(Stored data entries)
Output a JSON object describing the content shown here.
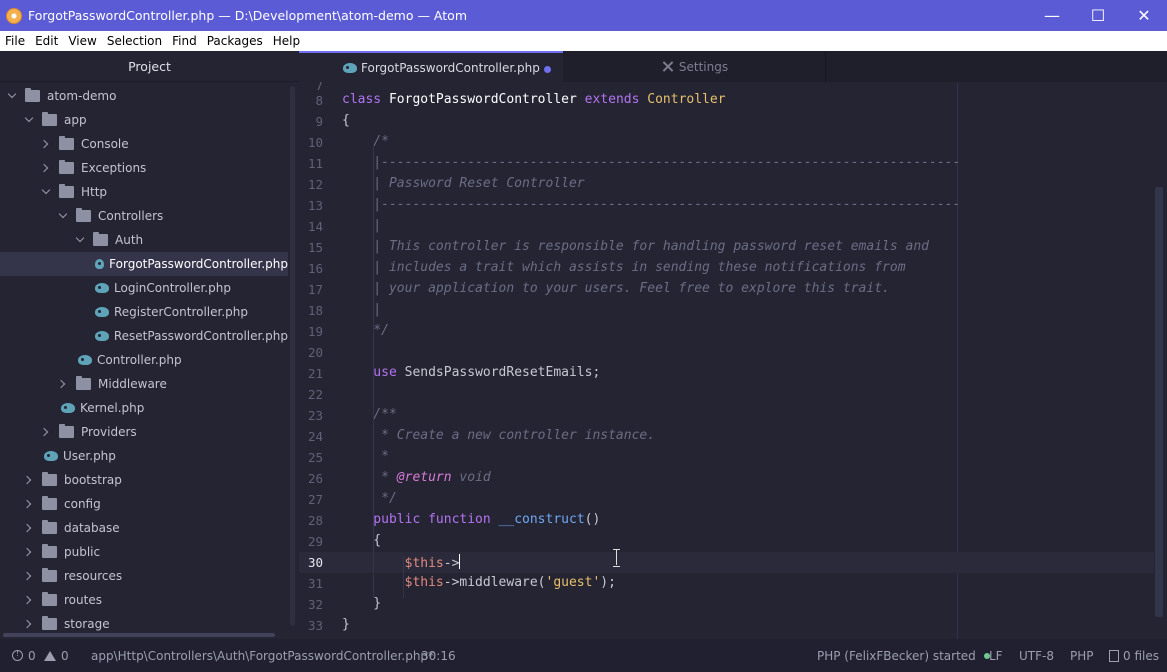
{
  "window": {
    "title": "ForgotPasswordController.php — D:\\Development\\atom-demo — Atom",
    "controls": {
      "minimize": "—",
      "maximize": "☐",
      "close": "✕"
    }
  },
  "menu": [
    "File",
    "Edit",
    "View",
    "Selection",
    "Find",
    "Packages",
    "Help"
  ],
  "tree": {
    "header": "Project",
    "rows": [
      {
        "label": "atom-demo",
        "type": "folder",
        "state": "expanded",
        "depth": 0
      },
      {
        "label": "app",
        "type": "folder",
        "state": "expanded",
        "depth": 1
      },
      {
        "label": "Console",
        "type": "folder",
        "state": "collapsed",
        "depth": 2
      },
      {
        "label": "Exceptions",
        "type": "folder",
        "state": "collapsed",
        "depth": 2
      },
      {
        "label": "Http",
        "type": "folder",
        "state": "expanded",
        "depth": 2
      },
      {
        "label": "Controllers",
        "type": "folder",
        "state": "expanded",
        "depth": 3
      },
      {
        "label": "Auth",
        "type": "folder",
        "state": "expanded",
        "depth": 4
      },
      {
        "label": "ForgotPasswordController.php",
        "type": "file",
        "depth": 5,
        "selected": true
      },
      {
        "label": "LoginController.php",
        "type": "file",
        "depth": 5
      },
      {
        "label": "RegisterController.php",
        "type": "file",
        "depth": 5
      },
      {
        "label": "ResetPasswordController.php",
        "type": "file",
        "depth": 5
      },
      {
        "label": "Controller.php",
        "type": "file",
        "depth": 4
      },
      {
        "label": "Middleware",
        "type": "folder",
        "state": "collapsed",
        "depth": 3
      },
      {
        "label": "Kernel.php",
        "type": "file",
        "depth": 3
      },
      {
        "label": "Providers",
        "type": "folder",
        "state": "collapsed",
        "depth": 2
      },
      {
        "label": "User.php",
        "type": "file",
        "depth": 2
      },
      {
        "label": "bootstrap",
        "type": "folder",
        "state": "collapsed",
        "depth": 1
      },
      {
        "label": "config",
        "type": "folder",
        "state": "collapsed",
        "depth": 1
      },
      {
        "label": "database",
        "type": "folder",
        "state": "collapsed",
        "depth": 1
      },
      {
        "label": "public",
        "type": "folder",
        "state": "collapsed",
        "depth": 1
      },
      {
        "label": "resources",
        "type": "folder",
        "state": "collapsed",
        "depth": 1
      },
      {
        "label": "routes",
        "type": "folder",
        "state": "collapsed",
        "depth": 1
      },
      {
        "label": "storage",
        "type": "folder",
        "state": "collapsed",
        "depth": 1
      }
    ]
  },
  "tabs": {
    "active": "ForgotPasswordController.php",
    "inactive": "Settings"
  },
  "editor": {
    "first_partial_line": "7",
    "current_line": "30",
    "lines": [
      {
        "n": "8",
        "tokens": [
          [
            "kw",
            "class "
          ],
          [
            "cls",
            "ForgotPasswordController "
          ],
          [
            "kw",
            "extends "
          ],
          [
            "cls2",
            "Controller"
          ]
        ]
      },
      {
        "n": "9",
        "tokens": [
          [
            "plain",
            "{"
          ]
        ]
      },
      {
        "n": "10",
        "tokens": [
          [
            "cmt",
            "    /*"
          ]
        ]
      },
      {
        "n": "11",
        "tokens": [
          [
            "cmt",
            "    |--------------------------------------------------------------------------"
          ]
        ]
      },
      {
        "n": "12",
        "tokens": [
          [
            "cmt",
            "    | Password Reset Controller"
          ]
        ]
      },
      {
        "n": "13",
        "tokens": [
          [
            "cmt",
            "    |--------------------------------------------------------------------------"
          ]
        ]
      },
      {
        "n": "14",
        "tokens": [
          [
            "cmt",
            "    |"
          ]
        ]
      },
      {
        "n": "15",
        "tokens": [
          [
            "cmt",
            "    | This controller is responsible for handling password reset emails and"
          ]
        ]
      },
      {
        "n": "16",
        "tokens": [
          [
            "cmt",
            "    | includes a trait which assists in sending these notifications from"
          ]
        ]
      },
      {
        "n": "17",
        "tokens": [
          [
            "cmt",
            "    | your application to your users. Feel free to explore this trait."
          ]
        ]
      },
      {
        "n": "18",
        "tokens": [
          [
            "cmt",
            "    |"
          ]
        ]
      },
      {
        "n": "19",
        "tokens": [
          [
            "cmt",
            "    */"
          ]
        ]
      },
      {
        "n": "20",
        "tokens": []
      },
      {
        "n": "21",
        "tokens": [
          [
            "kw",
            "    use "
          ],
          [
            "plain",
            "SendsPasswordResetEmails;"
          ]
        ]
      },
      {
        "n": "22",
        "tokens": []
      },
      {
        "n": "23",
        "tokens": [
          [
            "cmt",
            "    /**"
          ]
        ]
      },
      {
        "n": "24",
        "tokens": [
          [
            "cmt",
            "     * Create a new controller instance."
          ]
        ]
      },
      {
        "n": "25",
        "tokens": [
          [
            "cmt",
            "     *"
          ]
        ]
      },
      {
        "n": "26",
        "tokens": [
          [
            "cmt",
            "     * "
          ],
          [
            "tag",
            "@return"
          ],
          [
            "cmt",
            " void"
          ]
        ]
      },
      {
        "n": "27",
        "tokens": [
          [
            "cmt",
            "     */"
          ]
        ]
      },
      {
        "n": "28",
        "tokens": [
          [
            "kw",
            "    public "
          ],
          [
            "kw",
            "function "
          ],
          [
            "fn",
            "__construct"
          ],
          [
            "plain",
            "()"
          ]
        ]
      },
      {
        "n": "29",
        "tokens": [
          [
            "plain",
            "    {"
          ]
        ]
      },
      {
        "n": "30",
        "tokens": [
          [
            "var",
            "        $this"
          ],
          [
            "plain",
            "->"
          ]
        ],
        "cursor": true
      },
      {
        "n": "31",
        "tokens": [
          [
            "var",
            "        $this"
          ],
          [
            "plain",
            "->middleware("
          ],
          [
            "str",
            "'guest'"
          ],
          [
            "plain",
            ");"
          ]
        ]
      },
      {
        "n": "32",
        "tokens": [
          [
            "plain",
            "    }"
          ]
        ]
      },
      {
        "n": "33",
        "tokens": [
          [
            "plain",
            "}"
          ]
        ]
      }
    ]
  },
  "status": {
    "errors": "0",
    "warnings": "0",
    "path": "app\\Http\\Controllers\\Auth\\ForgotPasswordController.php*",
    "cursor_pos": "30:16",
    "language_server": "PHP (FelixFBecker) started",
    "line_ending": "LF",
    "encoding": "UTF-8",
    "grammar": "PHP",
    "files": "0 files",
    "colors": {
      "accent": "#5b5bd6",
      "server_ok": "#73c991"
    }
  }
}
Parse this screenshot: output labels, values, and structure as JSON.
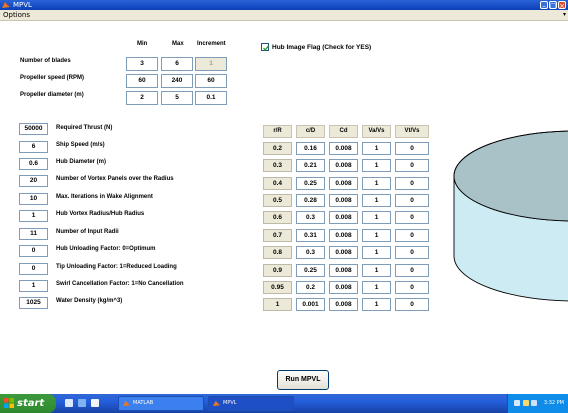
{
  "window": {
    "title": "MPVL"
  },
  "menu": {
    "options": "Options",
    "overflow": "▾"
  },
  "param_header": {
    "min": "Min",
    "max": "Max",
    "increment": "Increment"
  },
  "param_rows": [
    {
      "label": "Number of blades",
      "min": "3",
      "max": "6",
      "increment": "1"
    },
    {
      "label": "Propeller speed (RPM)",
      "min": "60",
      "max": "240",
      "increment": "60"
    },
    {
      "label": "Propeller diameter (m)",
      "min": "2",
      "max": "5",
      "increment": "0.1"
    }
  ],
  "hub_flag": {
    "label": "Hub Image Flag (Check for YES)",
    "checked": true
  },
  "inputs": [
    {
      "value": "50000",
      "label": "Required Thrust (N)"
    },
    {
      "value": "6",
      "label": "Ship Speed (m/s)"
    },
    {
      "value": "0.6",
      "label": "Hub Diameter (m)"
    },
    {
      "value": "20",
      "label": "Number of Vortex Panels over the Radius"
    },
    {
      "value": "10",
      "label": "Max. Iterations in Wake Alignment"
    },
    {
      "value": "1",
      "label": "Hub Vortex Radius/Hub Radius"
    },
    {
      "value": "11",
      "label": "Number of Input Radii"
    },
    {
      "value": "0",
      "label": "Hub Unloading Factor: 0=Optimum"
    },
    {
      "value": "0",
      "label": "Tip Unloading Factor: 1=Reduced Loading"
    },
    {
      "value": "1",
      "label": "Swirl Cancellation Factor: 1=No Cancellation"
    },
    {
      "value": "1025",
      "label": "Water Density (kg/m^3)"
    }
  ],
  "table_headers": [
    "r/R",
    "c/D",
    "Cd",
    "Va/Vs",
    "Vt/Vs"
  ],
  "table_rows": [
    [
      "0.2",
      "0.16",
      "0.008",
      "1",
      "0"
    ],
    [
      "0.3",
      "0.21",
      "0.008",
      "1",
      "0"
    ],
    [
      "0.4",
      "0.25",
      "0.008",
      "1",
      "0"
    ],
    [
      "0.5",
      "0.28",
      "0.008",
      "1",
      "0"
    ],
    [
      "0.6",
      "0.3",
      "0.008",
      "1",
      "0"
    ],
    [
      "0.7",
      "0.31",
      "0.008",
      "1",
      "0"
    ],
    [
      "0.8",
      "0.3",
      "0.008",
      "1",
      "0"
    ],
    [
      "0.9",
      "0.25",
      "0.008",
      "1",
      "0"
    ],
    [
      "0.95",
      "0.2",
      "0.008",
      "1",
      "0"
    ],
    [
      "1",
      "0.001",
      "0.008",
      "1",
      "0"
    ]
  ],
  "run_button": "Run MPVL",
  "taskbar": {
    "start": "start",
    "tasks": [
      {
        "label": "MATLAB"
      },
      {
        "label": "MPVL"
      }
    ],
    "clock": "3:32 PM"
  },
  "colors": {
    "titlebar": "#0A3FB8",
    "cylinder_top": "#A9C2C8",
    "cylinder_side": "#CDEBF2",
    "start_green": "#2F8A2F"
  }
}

> _EXERCISE AIM_:
From the listing above, pick out each line where the word "true" appears.

> _ANSWER TO THIS TASK_:
        "selected": true
        "cursor": true
    "checked": true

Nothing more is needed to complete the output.